__Layout records__:
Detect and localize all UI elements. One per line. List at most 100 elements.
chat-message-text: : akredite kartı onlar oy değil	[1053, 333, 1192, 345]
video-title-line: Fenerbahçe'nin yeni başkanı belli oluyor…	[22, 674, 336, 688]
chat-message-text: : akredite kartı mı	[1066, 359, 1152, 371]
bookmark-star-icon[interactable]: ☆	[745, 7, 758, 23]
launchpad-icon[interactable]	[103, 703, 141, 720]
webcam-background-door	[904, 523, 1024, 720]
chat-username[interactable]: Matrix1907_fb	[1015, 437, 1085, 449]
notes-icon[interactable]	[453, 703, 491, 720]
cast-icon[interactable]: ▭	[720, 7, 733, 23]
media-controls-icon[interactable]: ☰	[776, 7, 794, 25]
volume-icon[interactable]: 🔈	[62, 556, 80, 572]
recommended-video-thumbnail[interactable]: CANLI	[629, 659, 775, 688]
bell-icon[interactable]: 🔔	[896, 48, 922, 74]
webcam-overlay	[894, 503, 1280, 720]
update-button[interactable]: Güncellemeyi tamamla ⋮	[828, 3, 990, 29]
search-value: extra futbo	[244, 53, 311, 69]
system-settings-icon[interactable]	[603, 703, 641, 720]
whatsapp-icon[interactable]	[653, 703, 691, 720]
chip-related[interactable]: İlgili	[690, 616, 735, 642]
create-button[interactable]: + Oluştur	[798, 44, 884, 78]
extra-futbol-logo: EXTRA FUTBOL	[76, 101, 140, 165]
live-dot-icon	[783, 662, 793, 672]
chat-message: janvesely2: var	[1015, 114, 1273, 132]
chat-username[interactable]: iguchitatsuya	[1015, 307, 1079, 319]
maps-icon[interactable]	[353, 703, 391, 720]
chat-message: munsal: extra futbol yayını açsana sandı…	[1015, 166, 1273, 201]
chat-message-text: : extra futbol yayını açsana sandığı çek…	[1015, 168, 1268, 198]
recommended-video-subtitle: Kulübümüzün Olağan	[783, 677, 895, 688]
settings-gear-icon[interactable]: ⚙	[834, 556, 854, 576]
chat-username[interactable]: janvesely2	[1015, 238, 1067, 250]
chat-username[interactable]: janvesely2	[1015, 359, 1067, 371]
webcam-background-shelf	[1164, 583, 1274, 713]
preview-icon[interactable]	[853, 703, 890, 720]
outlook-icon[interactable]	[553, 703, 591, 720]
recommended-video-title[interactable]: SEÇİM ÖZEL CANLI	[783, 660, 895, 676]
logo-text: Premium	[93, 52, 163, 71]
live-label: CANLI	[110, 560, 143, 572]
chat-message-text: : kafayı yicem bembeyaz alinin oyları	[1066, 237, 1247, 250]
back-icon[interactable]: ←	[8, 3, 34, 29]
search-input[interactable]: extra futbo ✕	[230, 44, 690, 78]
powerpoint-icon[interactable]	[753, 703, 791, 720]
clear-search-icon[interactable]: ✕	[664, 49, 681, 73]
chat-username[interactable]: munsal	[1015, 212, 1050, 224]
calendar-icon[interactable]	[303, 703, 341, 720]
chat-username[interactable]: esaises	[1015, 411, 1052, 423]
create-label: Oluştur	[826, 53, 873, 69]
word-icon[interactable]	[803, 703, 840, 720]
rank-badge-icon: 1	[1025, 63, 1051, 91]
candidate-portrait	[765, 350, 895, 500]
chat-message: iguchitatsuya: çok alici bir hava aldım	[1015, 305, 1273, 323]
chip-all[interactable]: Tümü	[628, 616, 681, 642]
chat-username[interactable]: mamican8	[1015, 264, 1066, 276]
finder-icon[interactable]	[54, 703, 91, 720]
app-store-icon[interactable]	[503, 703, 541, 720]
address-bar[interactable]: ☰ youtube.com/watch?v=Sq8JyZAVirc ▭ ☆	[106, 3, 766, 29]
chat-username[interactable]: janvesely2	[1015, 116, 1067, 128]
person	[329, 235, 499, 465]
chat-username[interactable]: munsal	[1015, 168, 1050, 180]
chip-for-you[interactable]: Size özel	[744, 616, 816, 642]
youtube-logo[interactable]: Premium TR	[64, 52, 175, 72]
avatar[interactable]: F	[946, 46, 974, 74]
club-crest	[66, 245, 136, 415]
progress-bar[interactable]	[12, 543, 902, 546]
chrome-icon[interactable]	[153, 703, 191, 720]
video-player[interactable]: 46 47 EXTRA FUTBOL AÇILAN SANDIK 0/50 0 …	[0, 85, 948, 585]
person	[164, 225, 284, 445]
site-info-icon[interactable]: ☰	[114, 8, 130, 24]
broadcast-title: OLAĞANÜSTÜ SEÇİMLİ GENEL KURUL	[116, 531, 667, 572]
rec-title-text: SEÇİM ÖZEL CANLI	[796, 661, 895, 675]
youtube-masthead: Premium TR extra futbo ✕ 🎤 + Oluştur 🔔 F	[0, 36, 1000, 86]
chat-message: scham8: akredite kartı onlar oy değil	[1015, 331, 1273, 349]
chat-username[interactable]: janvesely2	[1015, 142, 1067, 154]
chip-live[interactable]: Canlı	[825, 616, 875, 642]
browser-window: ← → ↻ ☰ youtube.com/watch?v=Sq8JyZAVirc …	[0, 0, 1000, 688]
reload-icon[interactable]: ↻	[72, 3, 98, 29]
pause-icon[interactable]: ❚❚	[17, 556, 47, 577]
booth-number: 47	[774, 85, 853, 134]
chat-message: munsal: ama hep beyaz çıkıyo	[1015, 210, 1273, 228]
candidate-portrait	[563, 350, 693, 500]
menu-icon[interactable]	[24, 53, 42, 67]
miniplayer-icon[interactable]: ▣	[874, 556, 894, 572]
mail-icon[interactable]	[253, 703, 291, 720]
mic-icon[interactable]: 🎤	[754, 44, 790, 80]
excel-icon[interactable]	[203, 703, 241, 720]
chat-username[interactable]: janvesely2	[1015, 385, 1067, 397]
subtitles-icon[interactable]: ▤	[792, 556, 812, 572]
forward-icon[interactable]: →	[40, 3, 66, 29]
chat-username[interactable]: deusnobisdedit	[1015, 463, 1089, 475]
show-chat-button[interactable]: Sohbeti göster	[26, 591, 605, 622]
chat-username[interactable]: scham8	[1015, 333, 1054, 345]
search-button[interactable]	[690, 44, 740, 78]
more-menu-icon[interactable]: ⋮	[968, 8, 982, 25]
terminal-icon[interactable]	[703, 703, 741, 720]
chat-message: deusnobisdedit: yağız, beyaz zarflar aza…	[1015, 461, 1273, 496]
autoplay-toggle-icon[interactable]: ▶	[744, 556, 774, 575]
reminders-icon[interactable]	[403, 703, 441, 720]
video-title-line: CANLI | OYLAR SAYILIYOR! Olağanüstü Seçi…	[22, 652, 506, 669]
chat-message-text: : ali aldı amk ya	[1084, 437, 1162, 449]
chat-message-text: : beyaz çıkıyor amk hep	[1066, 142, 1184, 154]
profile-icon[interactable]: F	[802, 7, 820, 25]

__WHAT THE TASK ASKS__: Edit the entries so that every "chat-username" becomes "chat-author", leaving all other text unchanged.

__RESPONSE BELOW__:
Detect and localize all UI elements. One per line. List at most 100 elements.
chat-message-text: : akredite kartı onlar oy değil	[1053, 333, 1192, 345]
video-title-line: Fenerbahçe'nin yeni başkanı belli oluyor…	[22, 674, 336, 688]
chat-message-text: : akredite kartı mı	[1066, 359, 1152, 371]
bookmark-star-icon[interactable]: ☆	[745, 7, 758, 23]
launchpad-icon[interactable]	[103, 703, 141, 720]
webcam-background-door	[904, 523, 1024, 720]
chat-author[interactable]: Matrix1907_fb	[1015, 437, 1085, 449]
notes-icon[interactable]	[453, 703, 491, 720]
cast-icon[interactable]: ▭	[720, 7, 733, 23]
media-controls-icon[interactable]: ☰	[776, 7, 794, 25]
volume-icon[interactable]: 🔈	[62, 556, 80, 572]
recommended-video-thumbnail[interactable]: CANLI	[629, 659, 775, 688]
bell-icon[interactable]: 🔔	[896, 48, 922, 74]
webcam-overlay	[894, 503, 1280, 720]
update-button[interactable]: Güncellemeyi tamamla ⋮	[828, 3, 990, 29]
search-value: extra futbo	[244, 53, 311, 69]
system-settings-icon[interactable]	[603, 703, 641, 720]
whatsapp-icon[interactable]	[653, 703, 691, 720]
chip-related[interactable]: İlgili	[690, 616, 735, 642]
create-button[interactable]: + Oluştur	[798, 44, 884, 78]
extra-futbol-logo: EXTRA FUTBOL	[76, 101, 140, 165]
live-dot-icon	[783, 662, 793, 672]
chat-message: janvesely2: var	[1015, 114, 1273, 132]
chat-author[interactable]: iguchitatsuya	[1015, 307, 1079, 319]
maps-icon[interactable]	[353, 703, 391, 720]
chat-message: munsal: extra futbol yayını açsana sandı…	[1015, 166, 1273, 201]
chat-message-text: : extra futbol yayını açsana sandığı çek…	[1015, 168, 1268, 198]
recommended-video-subtitle: Kulübümüzün Olağan	[783, 677, 895, 688]
settings-gear-icon[interactable]: ⚙	[834, 556, 854, 576]
chat-author[interactable]: janvesely2	[1015, 238, 1067, 250]
chat-author[interactable]: janvesely2	[1015, 359, 1067, 371]
webcam-background-shelf	[1164, 583, 1274, 713]
preview-icon[interactable]	[853, 703, 890, 720]
outlook-icon[interactable]	[553, 703, 591, 720]
recommended-video-title[interactable]: SEÇİM ÖZEL CANLI	[783, 660, 895, 676]
logo-text: Premium	[93, 52, 163, 71]
live-label: CANLI	[110, 560, 143, 572]
chat-message-text: : kafayı yicem bembeyaz alinin oyları	[1066, 237, 1247, 250]
back-icon[interactable]: ←	[8, 3, 34, 29]
search-input[interactable]: extra futbo ✕	[230, 44, 690, 78]
powerpoint-icon[interactable]	[753, 703, 791, 720]
clear-search-icon[interactable]: ✕	[664, 49, 681, 73]
chat-author[interactable]: munsal	[1015, 212, 1050, 224]
calendar-icon[interactable]	[303, 703, 341, 720]
chat-author[interactable]: esaises	[1015, 411, 1052, 423]
create-label: Oluştur	[826, 53, 873, 69]
word-icon[interactable]	[803, 703, 840, 720]
rank-badge-icon: 1	[1025, 63, 1051, 91]
candidate-portrait	[765, 350, 895, 500]
chat-message: iguchitatsuya: çok alici bir hava aldım	[1015, 305, 1273, 323]
chip-all[interactable]: Tümü	[628, 616, 681, 642]
chat-author[interactable]: mamican8	[1015, 264, 1066, 276]
finder-icon[interactable]	[54, 703, 91, 720]
app-store-icon[interactable]	[503, 703, 541, 720]
address-bar[interactable]: ☰ youtube.com/watch?v=Sq8JyZAVirc ▭ ☆	[106, 3, 766, 29]
chat-author[interactable]: janvesely2	[1015, 116, 1067, 128]
person	[329, 235, 499, 465]
chat-author[interactable]: munsal	[1015, 168, 1050, 180]
chip-for-you[interactable]: Size özel	[744, 616, 816, 642]
youtube-logo[interactable]: Premium TR	[64, 52, 175, 72]
avatar[interactable]: F	[946, 46, 974, 74]
club-crest	[66, 245, 136, 415]
progress-bar[interactable]	[12, 543, 902, 546]
chrome-icon[interactable]	[153, 703, 191, 720]
video-player[interactable]: 46 47 EXTRA FUTBOL AÇILAN SANDIK 0/50 0 …	[0, 85, 948, 585]
person	[164, 225, 284, 445]
site-info-icon[interactable]: ☰	[114, 8, 130, 24]
broadcast-title: OLAĞANÜSTÜ SEÇİMLİ GENEL KURUL	[116, 531, 667, 572]
rec-title-text: SEÇİM ÖZEL CANLI	[796, 661, 895, 675]
youtube-masthead: Premium TR extra futbo ✕ 🎤 + Oluştur 🔔 F	[0, 36, 1000, 86]
chat-message: scham8: akredite kartı onlar oy değil	[1015, 331, 1273, 349]
chat-author[interactable]: janvesely2	[1015, 142, 1067, 154]
chip-live[interactable]: Canlı	[825, 616, 875, 642]
browser-window: ← → ↻ ☰ youtube.com/watch?v=Sq8JyZAVirc …	[0, 0, 1000, 688]
reload-icon[interactable]: ↻	[72, 3, 98, 29]
pause-icon[interactable]: ❚❚	[17, 556, 47, 577]
booth-number: 47	[774, 85, 853, 134]
chat-message: munsal: ama hep beyaz çıkıyo	[1015, 210, 1273, 228]
candidate-portrait	[563, 350, 693, 500]
menu-icon[interactable]	[24, 53, 42, 67]
miniplayer-icon[interactable]: ▣	[874, 556, 894, 572]
mail-icon[interactable]	[253, 703, 291, 720]
mic-icon[interactable]: 🎤	[754, 44, 790, 80]
excel-icon[interactable]	[203, 703, 241, 720]
chat-author[interactable]: janvesely2	[1015, 385, 1067, 397]
subtitles-icon[interactable]: ▤	[792, 556, 812, 572]
forward-icon[interactable]: →	[40, 3, 66, 29]
chat-author[interactable]: deusnobisdedit	[1015, 463, 1089, 475]
show-chat-button[interactable]: Sohbeti göster	[26, 591, 605, 622]
chat-author[interactable]: scham8	[1015, 333, 1054, 345]
search-button[interactable]	[690, 44, 740, 78]
more-menu-icon[interactable]: ⋮	[968, 8, 982, 25]
terminal-icon[interactable]	[703, 703, 741, 720]
chat-message: deusnobisdedit: yağız, beyaz zarflar aza…	[1015, 461, 1273, 496]
autoplay-toggle-icon[interactable]: ▶	[744, 556, 774, 575]
reminders-icon[interactable]	[403, 703, 441, 720]
video-title-line: CANLI | OYLAR SAYILIYOR! Olağanüstü Seçi…	[22, 652, 506, 669]
chat-message-text: : ali aldı amk ya	[1084, 437, 1162, 449]
chat-message-text: : beyaz çıkıyor amk hep	[1066, 142, 1184, 154]
profile-icon[interactable]: F	[802, 7, 820, 25]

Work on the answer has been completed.